[Collection entries]
[Begin]

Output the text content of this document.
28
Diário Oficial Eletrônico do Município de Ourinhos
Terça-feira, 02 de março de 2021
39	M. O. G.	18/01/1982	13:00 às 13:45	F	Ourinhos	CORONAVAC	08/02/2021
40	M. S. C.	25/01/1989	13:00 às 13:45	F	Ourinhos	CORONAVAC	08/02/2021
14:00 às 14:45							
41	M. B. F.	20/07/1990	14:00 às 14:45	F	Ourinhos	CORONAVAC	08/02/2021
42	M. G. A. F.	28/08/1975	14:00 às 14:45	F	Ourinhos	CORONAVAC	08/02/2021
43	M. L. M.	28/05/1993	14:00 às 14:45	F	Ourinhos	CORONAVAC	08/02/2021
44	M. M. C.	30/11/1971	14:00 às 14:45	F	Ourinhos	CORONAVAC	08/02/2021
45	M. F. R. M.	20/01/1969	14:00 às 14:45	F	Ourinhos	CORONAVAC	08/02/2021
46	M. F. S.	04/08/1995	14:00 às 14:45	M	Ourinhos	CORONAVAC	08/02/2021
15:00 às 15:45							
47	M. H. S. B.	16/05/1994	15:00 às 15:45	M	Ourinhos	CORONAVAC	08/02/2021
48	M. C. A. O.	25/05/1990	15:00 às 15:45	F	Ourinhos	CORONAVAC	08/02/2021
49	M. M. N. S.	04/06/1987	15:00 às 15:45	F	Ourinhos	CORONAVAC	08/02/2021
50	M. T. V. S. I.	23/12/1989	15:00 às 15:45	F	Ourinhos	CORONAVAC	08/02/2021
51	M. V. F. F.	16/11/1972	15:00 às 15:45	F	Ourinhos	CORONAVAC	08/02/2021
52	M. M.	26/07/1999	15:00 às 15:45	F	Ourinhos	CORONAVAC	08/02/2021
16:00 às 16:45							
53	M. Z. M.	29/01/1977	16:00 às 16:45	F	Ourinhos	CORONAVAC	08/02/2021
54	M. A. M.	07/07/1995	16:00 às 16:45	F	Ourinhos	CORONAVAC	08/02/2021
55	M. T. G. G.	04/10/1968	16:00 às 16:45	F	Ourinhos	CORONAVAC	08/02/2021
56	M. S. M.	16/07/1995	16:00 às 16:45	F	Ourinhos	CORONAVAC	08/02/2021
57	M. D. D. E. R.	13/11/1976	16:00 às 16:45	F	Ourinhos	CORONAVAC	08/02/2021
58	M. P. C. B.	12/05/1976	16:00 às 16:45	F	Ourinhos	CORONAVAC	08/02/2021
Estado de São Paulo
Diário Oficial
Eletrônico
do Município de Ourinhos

[End]

Directions =>
Return all of the above records exactly, leaving no line out.

Full answer =>
Output the text content of this document.
28
Diário Oficial Eletrônico do Município de Ourinhos
Terça-feira, 02 de março de 2021
39	M. O. G.	18/01/1982	13:00 às 13:45	F	Ourinhos	CORONAVAC	08/02/2021
40	M. S. C.	25/01/1989	13:00 às 13:45	F	Ourinhos	CORONAVAC	08/02/2021
14:00 às 14:45							
41	M. B. F.	20/07/1990	14:00 às 14:45	F	Ourinhos	CORONAVAC	08/02/2021
42	M. G. A. F.	28/08/1975	14:00 às 14:45	F	Ourinhos	CORONAVAC	08/02/2021
43	M. L. M.	28/05/1993	14:00 às 14:45	F	Ourinhos	CORONAVAC	08/02/2021
44	M. M. C.	30/11/1971	14:00 às 14:45	F	Ourinhos	CORONAVAC	08/02/2021
45	M. F. R. M.	20/01/1969	14:00 às 14:45	F	Ourinhos	CORONAVAC	08/02/2021
46	M. F. S.	04/08/1995	14:00 às 14:45	M	Ourinhos	CORONAVAC	08/02/2021
15:00 às 15:45							
47	M. H. S. B.	16/05/1994	15:00 às 15:45	M	Ourinhos	CORONAVAC	08/02/2021
48	M. C. A. O.	25/05/1990	15:00 às 15:45	F	Ourinhos	CORONAVAC	08/02/2021
49	M. M. N. S.	04/06/1987	15:00 às 15:45	F	Ourinhos	CORONAVAC	08/02/2021
50	M. T. V. S. I.	23/12/1989	15:00 às 15:45	F	Ourinhos	CORONAVAC	08/02/2021
51	M. V. F. F.	16/11/1972	15:00 às 15:45	F	Ourinhos	CORONAVAC	08/02/2021
52	M. M.	26/07/1999	15:00 às 15:45	F	Ourinhos	CORONAVAC	08/02/2021
16:00 às 16:45							
53	M. Z. M.	29/01/1977	16:00 às 16:45	F	Ourinhos	CORONAVAC	08/02/2021
54	M. A. M.	07/07/1995	16:00 às 16:45	F	Ourinhos	CORONAVAC	08/02/2021
55	M. T. G. G.	04/10/1968	16:00 às 16:45	F	Ourinhos	CORONAVAC	08/02/2021
56	M. S. M.	16/07/1995	16:00 às 16:45	F	Ourinhos	CORONAVAC	08/02/2021
57	M. D. D. E. R.	13/11/1976	16:00 às 16:45	F	Ourinhos	CORONAVAC	08/02/2021
58	M. P. C. B.	12/05/1976	16:00 às 16:45	F	Ourinhos	CORONAVAC	08/02/2021
Estado de São Paulo
Diário Oficial
Eletrônico
do Município de Ourinhos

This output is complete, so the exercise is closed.